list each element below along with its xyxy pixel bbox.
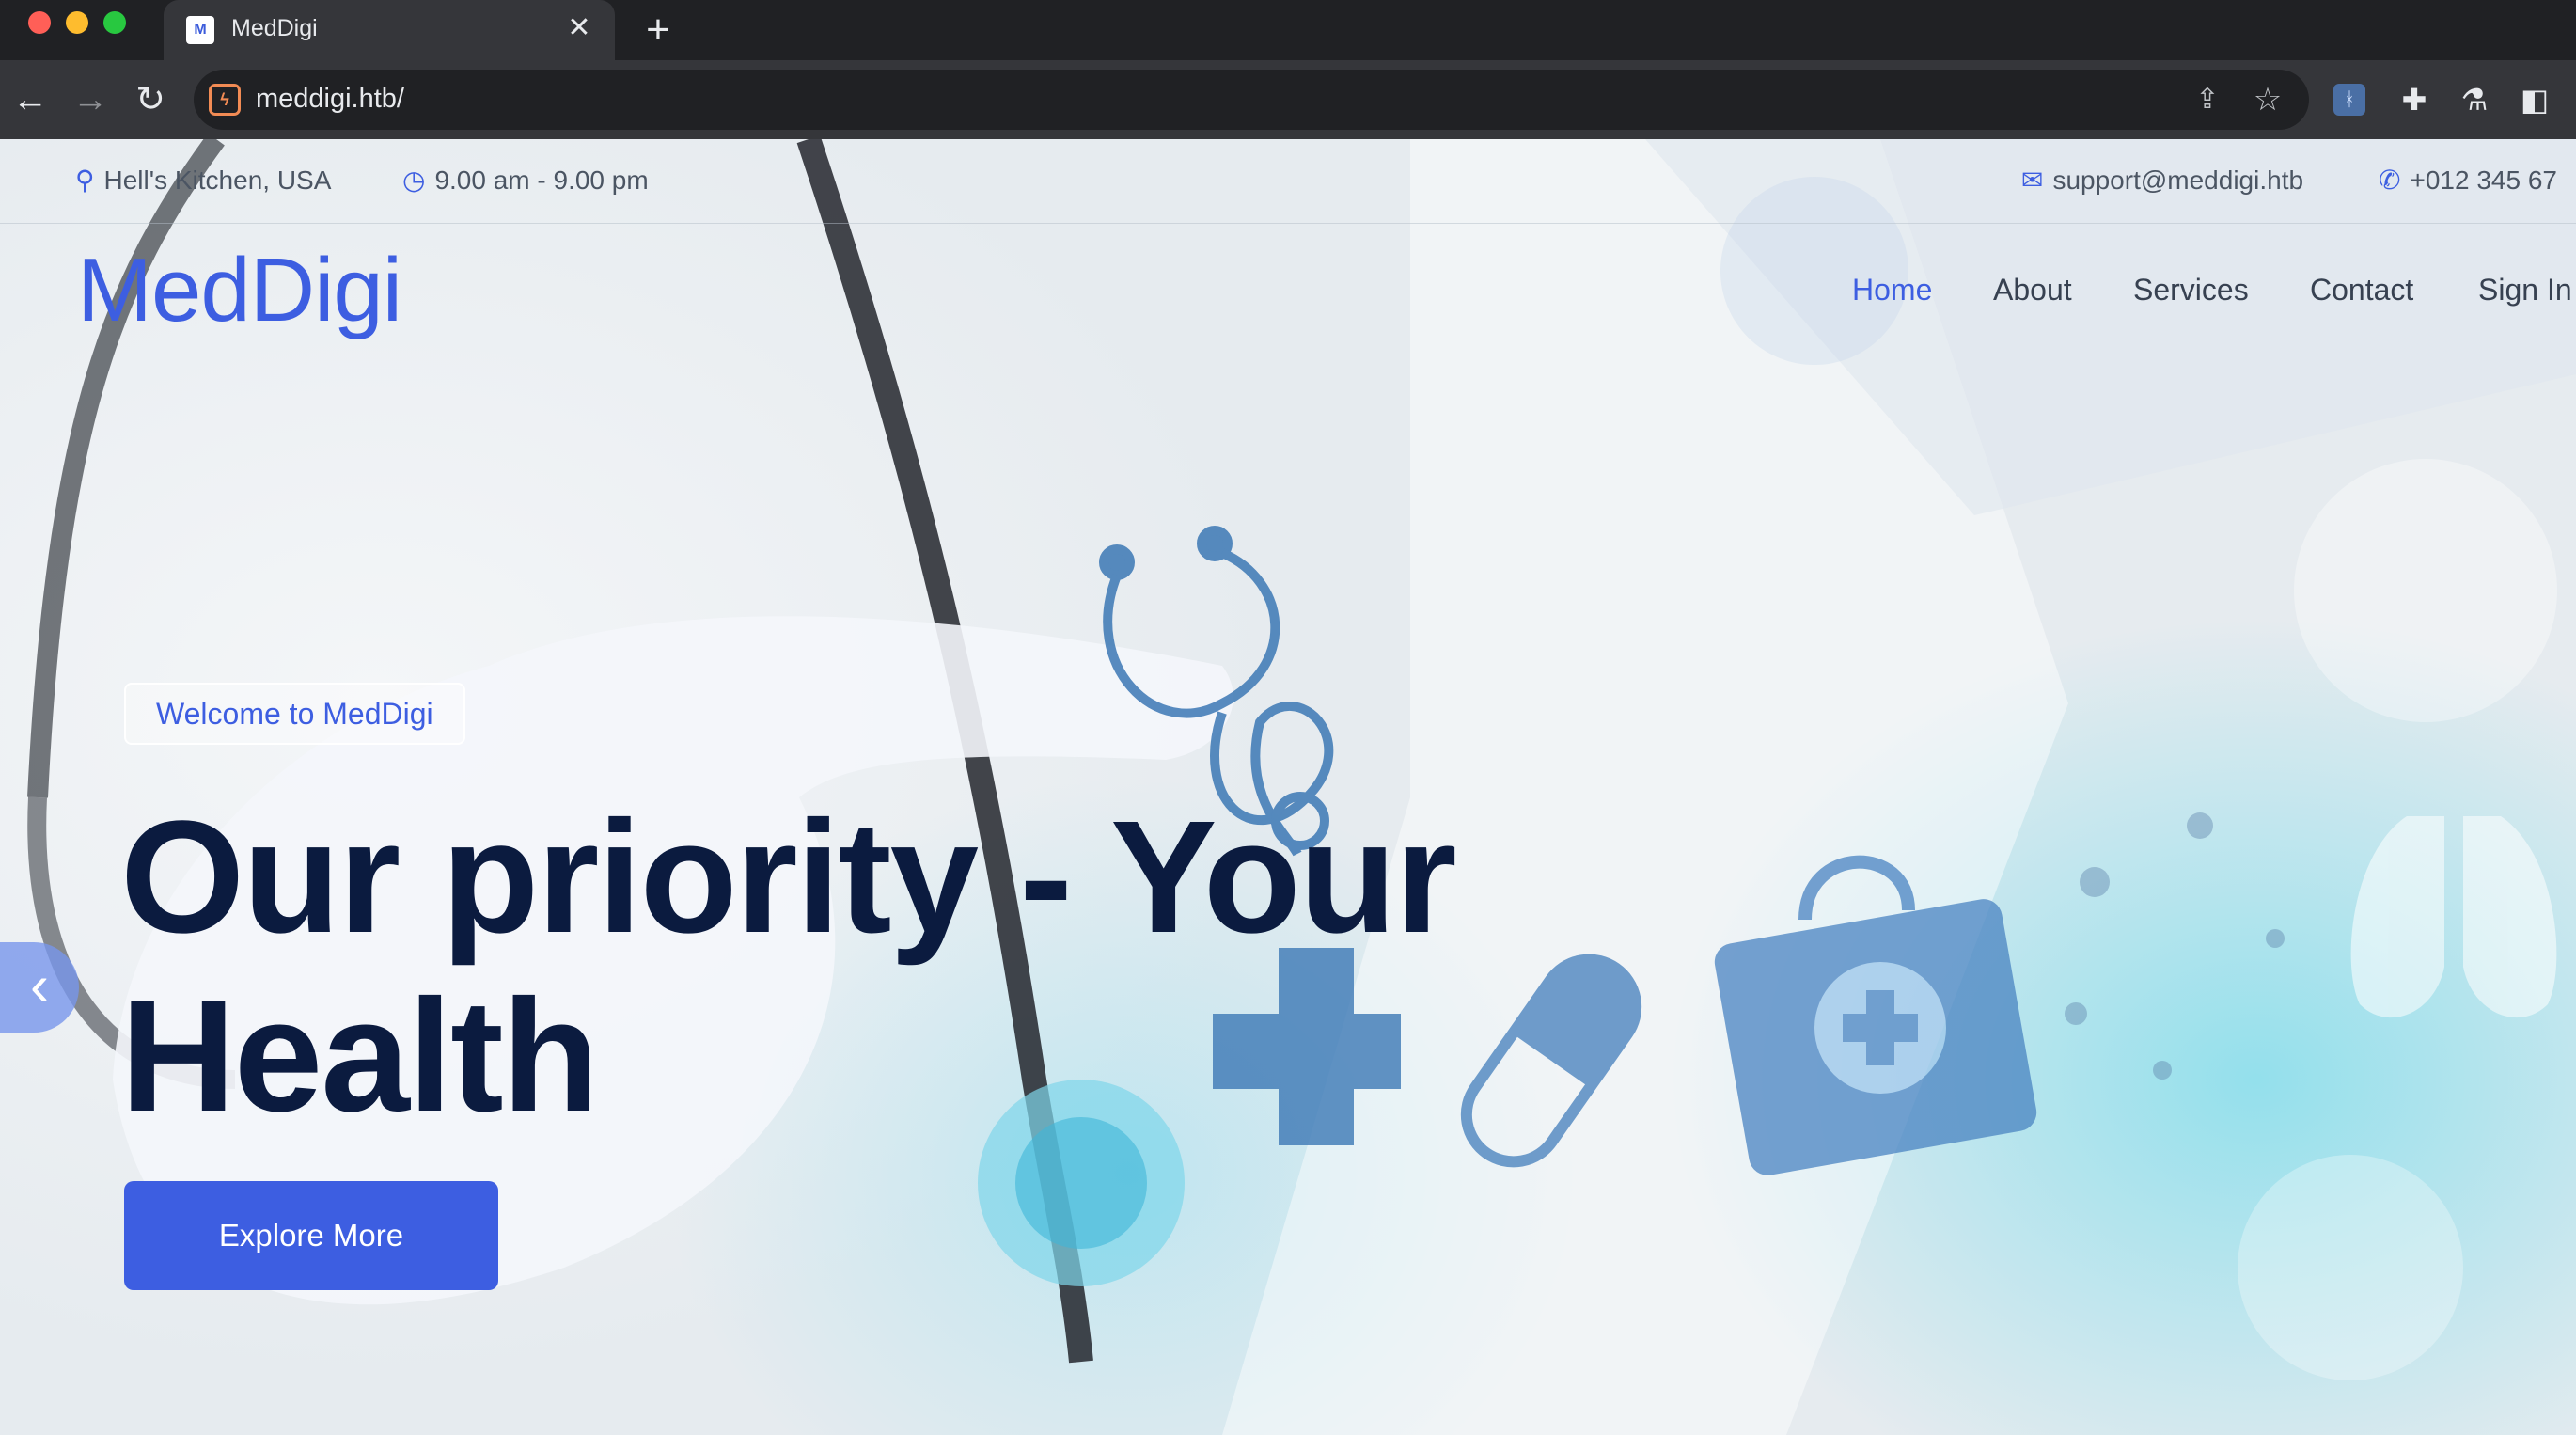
site-favicon-icon: M	[186, 16, 214, 44]
email-info[interactable]: ✉ support@meddigi.htb	[2021, 162, 2303, 199]
labs-flask-icon[interactable]: ⚗	[2456, 81, 2493, 118]
nav-services[interactable]: Services	[2133, 273, 2249, 320]
nav-sign-in[interactable]: Sign In	[2478, 273, 2572, 320]
back-arrow-icon[interactable]: ←	[8, 77, 53, 122]
share-icon[interactable]: ⇪	[2189, 81, 2226, 118]
browser-tab-strip: M MedDigi ✕ +	[0, 0, 2576, 60]
browser-toolbar: ← → ↻ ϟ meddigi.htb/ ⇪ ☆ ᚼ ✚ ⚗ ◧	[0, 60, 2576, 139]
phone-icon: ✆	[2379, 166, 2401, 195]
email-text[interactable]: support@meddigi.htb	[2052, 166, 2303, 195]
chevron-left-icon: ‹	[30, 954, 49, 1017]
extension-icon[interactable]: ᚼ	[2333, 84, 2365, 116]
new-tab-button[interactable]: +	[636, 8, 681, 53]
location-pin-icon: ⚲	[75, 166, 95, 195]
explore-more-button[interactable]: Explore More	[124, 1181, 498, 1290]
hero-headline: Our priority - Your Health	[120, 788, 1531, 1145]
hero-headline-line-1: Our priority - Your	[120, 788, 1457, 967]
tab-title: MedDigi	[231, 15, 318, 41]
envelope-icon: ✉	[2021, 166, 2044, 195]
address-url[interactable]: meddigi.htb/	[256, 84, 404, 115]
reload-icon[interactable]: ↻	[128, 77, 173, 122]
address-bar[interactable]: ϟ meddigi.htb/ ⇪ ☆	[194, 70, 2309, 130]
brand-logo[interactable]: MedDigi	[77, 239, 402, 342]
hero-headline-line-2: Health	[120, 967, 600, 1145]
bookmark-star-icon[interactable]: ☆	[2249, 81, 2286, 118]
phone-text[interactable]: +012 345 67	[2410, 166, 2557, 195]
site-info-icon[interactable]: ϟ	[209, 84, 241, 116]
window-close-button[interactable]	[28, 11, 51, 34]
browser-tab-active[interactable]: M MedDigi ✕	[164, 0, 615, 60]
nav-about[interactable]: About	[1993, 273, 2072, 320]
clock-icon: ◷	[402, 166, 426, 195]
nav-home[interactable]: Home	[1852, 273, 1932, 320]
phone-info[interactable]: ✆ +012 345 67	[2379, 162, 2557, 199]
welcome-badge: Welcome to MedDigi	[124, 683, 465, 745]
hours-text: 9.00 am - 9.00 pm	[434, 166, 649, 195]
tab-close-icon[interactable]: ✕	[560, 9, 598, 47]
extensions-puzzle-icon[interactable]: ✚	[2395, 81, 2433, 118]
location-info: ⚲ Hell's Kitchen, USA	[75, 162, 331, 199]
hours-info: ◷ 9.00 am - 9.00 pm	[402, 162, 649, 199]
location-text: Hell's Kitchen, USA	[103, 166, 332, 195]
top-info-bar: ⚲ Hell's Kitchen, USA ◷ 9.00 am - 9.00 pm …	[0, 139, 2576, 224]
side-panel-icon[interactable]: ◧	[2516, 81, 2553, 118]
nav-contact[interactable]: Contact	[2310, 273, 2413, 320]
page-viewport: ⚲ Hell's Kitchen, USA ◷ 9.00 am - 9.00 pm …	[0, 139, 2576, 1435]
window-minimize-button[interactable]	[66, 11, 88, 34]
forward-arrow-icon[interactable]: →	[68, 77, 113, 122]
window-zoom-button[interactable]	[103, 11, 126, 34]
_ _ _
◆ **Instruction**: Could you put the lines above into a numbered list, with blank lines dropped and the pictures left out?

◆ **Task solution**:
1. list each element below along with its xyxy pixel bbox.
2. site-favicon-icon: M	[186, 16, 214, 44]
3. email-info[interactable]: ✉ support@meddigi.htb	[2021, 162, 2303, 199]
4. labs-flask-icon[interactable]: ⚗	[2456, 81, 2493, 118]
5. nav-services[interactable]: Services	[2133, 273, 2249, 320]
6. nav-sign-in[interactable]: Sign In	[2478, 273, 2572, 320]
7. back-arrow-icon[interactable]: ←	[8, 77, 53, 122]
8. share-icon[interactable]: ⇪	[2189, 81, 2226, 118]
9. browser-tab-strip: M MedDigi ✕ +	[0, 0, 2576, 60]
10. browser-toolbar: ← → ↻ ϟ meddigi.htb/ ⇪ ☆ ᚼ ✚ ⚗ ◧	[0, 60, 2576, 139]
11. phone-icon: ✆	[2379, 166, 2401, 195]
12. email-text[interactable]: support@meddigi.htb	[2052, 166, 2303, 195]
13. chevron-left-icon: ‹	[30, 954, 49, 1017]
14. extension-icon[interactable]: ᚼ	[2333, 84, 2365, 116]
15. new-tab-button[interactable]: +	[636, 8, 681, 53]
16. location-pin-icon: ⚲	[75, 166, 95, 195]
17. explore-more-button[interactable]: Explore More	[124, 1181, 498, 1290]
18. hero-headline: Our priority - Your Health	[120, 788, 1531, 1145]
19. hero-headline-line-1: Our priority - Your	[120, 788, 1457, 967]
20. tab-title: MedDigi	[231, 15, 318, 41]
21. envelope-icon: ✉	[2021, 166, 2044, 195]
22. address-url[interactable]: meddigi.htb/	[256, 84, 404, 115]
23. reload-icon[interactable]: ↻	[128, 77, 173, 122]
24. address-bar[interactable]: ϟ meddigi.htb/ ⇪ ☆	[194, 70, 2309, 130]
25. brand-logo[interactable]: MedDigi	[77, 239, 402, 342]
26. hero-headline-line-2: Health	[120, 967, 600, 1145]
27. bookmark-star-icon[interactable]: ☆	[2249, 81, 2286, 118]
28. phone-text[interactable]: +012 345 67	[2410, 166, 2557, 195]
29. site-info-icon[interactable]: ϟ	[209, 84, 241, 116]
30. window-close-button[interactable]	[28, 11, 51, 34]
31. browser-tab-active[interactable]: M MedDigi ✕	[164, 0, 615, 60]
32. nav-about[interactable]: About	[1993, 273, 2072, 320]
33. clock-icon: ◷	[402, 166, 426, 195]
34. nav-home[interactable]: Home	[1852, 273, 1932, 320]
35. phone-info[interactable]: ✆ +012 345 67	[2379, 162, 2557, 199]
36. welcome-badge: Welcome to MedDigi	[124, 683, 465, 745]
37. hours-text: 9.00 am - 9.00 pm	[434, 166, 649, 195]
38. tab-close-icon[interactable]: ✕	[560, 9, 598, 47]
39. extensions-puzzle-icon[interactable]: ✚	[2395, 81, 2433, 118]
40. location-info: ⚲ Hell's Kitchen, USA	[75, 162, 331, 199]
41. hours-info: ◷ 9.00 am - 9.00 pm	[402, 162, 649, 199]
42. location-text: Hell's Kitchen, USA	[103, 166, 332, 195]
43. top-info-bar: ⚲ Hell's Kitchen, USA ◷ 9.00 am - 9.00 pm …	[0, 139, 2576, 224]
44. side-panel-icon[interactable]: ◧	[2516, 81, 2553, 118]
45. nav-contact[interactable]: Contact	[2310, 273, 2413, 320]
46. page-viewport: ⚲ Hell's Kitchen, USA ◷ 9.00 am - 9.00 pm …	[0, 139, 2576, 1435]
47. window-minimize-button[interactable]	[66, 11, 88, 34]
48. forward-arrow-icon[interactable]: →	[68, 77, 113, 122]
49. window-zoom-button[interactable]	[103, 11, 126, 34]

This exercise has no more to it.